Every line below that holds the string "Morel" should be copied out.
# START OF Data entries
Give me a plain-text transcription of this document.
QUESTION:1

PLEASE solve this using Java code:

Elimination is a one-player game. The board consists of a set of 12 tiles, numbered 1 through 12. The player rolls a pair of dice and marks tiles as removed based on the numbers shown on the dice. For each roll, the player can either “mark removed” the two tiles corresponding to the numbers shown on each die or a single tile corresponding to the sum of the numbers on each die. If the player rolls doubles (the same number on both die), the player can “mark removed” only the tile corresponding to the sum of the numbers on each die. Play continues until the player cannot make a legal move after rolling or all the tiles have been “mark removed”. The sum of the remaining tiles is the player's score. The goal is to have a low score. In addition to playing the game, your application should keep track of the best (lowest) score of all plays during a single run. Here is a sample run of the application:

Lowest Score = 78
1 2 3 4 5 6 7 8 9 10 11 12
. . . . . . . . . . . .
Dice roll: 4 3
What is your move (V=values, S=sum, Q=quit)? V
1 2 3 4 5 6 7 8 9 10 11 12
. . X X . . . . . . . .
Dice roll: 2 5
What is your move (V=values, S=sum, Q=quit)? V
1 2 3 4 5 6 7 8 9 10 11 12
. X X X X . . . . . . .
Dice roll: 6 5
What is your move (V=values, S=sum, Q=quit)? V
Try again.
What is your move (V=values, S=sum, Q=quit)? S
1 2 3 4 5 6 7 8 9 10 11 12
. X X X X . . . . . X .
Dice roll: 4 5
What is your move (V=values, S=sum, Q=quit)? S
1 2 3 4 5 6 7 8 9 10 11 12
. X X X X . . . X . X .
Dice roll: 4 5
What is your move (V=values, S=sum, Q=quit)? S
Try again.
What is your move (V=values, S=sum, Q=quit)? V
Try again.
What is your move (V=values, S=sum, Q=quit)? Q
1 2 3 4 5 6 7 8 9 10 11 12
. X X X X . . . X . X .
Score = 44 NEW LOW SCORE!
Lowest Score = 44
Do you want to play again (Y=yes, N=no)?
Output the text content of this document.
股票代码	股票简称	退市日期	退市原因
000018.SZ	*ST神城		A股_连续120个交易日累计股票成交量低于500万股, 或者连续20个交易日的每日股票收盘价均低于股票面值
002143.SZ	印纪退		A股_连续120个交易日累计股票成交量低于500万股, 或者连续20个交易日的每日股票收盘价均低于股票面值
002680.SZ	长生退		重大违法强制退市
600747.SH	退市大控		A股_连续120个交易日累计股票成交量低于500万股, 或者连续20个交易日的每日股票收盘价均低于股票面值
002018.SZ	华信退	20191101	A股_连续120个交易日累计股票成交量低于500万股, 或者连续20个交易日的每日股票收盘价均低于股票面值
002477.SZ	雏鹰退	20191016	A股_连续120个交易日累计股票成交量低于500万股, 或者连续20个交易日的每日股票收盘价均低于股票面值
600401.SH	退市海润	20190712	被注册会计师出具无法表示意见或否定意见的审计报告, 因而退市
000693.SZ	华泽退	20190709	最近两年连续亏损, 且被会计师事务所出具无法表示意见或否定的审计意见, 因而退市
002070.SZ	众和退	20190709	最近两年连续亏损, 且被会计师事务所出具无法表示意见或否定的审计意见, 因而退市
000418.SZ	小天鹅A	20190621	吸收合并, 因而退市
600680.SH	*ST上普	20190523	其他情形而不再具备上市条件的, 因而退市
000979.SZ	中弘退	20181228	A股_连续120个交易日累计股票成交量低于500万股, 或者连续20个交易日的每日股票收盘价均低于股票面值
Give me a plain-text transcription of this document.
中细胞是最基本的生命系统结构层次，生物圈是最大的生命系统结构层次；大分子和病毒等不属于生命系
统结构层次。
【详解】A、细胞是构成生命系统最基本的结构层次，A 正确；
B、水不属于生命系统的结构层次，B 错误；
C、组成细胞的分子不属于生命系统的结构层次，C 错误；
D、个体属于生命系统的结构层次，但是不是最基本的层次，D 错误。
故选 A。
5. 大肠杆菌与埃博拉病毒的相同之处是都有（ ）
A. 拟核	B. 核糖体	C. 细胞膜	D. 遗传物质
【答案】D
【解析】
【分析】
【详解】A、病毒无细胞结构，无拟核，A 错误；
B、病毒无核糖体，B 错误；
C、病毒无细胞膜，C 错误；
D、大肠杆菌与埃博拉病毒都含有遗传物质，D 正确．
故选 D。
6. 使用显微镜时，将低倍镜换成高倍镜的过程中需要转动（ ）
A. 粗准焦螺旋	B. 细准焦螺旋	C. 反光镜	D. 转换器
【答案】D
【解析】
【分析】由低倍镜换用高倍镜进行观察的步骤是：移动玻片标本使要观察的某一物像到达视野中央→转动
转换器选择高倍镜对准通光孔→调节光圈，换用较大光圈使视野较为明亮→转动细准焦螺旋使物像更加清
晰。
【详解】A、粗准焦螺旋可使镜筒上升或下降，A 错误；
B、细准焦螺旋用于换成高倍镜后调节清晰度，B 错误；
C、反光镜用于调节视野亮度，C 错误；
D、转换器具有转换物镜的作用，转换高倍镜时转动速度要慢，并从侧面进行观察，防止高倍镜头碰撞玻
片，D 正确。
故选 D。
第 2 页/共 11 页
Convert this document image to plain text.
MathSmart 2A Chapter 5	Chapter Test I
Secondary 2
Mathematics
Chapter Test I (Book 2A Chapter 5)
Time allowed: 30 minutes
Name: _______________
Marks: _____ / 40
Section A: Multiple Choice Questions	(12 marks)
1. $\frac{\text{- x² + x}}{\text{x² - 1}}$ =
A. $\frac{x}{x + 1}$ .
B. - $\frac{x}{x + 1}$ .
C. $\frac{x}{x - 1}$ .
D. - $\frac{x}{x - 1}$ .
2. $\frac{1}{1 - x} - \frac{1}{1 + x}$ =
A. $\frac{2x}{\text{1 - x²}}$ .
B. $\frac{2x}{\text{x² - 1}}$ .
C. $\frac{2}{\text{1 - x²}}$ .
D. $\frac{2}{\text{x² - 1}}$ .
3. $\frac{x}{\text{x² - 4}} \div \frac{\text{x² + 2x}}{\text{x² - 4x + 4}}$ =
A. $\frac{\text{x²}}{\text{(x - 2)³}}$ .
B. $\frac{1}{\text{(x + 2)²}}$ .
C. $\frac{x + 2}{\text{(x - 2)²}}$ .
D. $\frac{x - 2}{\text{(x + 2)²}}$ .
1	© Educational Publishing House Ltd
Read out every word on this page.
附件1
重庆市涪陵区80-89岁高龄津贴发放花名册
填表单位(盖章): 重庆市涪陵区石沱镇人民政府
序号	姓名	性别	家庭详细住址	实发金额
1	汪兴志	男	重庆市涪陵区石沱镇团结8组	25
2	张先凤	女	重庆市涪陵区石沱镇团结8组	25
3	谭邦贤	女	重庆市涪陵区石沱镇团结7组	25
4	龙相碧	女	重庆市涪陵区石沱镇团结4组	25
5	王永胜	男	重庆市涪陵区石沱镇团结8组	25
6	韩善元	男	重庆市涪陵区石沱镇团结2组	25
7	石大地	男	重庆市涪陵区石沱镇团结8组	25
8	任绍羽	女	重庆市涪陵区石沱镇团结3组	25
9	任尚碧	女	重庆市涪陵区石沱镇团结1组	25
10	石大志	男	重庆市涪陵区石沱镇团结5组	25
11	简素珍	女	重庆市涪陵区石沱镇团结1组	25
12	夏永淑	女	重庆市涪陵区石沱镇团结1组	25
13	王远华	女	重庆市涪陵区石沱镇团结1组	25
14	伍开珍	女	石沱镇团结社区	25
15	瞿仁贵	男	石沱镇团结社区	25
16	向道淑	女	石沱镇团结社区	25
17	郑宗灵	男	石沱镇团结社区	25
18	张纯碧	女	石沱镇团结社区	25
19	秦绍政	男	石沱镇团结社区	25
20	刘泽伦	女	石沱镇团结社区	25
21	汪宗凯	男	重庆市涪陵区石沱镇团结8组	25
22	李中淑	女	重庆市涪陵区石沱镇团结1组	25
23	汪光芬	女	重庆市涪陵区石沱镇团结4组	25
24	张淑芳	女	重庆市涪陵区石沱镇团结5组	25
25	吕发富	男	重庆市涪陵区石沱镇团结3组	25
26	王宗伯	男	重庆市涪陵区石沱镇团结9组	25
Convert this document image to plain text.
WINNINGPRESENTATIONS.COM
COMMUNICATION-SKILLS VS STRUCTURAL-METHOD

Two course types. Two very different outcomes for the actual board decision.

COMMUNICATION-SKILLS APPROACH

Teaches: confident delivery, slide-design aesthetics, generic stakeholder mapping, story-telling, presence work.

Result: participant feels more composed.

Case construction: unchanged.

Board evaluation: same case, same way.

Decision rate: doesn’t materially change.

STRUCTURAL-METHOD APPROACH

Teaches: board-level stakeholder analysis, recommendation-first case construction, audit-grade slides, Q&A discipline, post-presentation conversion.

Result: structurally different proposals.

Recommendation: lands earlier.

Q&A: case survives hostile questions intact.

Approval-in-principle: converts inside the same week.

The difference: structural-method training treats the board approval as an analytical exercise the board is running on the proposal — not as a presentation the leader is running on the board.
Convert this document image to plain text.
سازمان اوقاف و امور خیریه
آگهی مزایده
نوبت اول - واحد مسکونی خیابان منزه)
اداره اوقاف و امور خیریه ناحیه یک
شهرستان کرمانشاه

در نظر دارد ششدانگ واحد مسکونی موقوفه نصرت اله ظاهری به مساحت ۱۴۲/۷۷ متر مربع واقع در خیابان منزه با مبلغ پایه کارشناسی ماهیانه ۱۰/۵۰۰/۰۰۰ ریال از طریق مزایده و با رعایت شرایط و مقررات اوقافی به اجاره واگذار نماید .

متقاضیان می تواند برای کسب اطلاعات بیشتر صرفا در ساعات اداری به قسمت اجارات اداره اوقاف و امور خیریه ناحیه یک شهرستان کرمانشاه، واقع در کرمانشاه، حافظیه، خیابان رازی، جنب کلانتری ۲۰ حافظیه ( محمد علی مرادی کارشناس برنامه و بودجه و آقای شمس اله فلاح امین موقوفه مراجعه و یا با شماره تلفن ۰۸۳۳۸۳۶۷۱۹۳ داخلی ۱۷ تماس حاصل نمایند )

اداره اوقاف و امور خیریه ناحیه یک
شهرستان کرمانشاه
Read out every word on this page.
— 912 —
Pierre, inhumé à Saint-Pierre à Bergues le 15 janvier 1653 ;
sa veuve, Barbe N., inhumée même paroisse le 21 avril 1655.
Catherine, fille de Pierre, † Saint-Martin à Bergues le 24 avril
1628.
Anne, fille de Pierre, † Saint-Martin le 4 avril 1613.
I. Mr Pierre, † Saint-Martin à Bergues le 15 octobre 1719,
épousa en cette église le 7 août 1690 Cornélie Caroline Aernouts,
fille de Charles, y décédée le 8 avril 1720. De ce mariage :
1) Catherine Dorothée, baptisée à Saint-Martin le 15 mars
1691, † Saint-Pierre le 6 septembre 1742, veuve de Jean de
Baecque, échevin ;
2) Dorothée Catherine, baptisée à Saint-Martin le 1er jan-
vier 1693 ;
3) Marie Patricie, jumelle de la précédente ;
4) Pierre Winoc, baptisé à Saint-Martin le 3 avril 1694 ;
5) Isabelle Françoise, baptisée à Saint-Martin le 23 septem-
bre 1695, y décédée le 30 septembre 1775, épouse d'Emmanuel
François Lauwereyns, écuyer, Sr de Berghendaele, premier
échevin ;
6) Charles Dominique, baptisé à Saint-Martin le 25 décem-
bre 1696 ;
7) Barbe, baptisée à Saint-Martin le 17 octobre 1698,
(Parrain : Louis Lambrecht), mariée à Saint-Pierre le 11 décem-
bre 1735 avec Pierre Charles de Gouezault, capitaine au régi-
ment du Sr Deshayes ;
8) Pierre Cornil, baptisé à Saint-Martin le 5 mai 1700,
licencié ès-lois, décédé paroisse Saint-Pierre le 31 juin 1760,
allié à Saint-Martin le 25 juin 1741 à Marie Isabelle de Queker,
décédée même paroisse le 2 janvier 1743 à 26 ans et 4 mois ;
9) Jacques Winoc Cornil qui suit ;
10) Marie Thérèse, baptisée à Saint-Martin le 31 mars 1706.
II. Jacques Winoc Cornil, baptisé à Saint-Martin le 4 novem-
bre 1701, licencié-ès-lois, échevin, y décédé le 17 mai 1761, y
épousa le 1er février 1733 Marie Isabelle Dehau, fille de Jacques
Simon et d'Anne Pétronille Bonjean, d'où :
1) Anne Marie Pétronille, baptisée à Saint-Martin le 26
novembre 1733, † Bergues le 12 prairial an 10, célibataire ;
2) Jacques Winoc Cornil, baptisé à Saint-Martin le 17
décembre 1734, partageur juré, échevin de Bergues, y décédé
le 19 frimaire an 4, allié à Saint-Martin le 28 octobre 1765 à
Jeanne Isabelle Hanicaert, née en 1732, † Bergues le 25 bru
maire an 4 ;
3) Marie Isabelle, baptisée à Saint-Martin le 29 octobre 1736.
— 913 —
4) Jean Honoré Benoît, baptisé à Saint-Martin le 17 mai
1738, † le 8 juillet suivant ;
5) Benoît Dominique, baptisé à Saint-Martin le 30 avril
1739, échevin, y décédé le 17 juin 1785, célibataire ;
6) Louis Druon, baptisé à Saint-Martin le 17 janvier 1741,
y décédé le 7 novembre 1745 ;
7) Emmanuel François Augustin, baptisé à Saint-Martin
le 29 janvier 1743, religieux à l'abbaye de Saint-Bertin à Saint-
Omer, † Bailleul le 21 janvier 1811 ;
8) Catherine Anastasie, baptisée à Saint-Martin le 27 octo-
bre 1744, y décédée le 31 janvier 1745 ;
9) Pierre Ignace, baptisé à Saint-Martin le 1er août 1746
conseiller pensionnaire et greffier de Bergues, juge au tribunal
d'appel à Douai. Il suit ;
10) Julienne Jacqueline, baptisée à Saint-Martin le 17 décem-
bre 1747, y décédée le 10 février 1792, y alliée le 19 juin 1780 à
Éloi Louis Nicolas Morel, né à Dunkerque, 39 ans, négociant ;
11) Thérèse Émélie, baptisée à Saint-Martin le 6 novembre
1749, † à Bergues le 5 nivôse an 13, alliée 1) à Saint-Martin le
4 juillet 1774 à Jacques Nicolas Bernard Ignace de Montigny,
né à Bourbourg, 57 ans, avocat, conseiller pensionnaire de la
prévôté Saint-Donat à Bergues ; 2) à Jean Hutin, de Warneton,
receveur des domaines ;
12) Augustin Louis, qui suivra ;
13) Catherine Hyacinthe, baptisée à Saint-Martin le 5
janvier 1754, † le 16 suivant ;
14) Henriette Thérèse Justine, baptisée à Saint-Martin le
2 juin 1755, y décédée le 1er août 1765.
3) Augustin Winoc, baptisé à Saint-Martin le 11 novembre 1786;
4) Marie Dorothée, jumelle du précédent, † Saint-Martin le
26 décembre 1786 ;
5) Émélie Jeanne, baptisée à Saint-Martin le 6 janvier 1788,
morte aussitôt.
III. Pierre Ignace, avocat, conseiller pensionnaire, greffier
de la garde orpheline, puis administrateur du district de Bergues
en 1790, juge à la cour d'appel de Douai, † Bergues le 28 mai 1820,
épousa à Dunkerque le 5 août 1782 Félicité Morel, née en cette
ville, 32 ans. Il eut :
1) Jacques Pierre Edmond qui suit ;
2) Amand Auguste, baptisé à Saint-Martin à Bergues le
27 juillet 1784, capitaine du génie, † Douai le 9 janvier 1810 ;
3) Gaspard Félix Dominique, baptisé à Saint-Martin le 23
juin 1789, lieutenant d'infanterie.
# END OF Data entries
◆ **Solution to this problem**:
Éloi Louis Nicolas Morel, né à Dunkerque, 39 ans, négociant ;
épousa à Dunkerque le 5 août 1782 Félicité Morel, née en cette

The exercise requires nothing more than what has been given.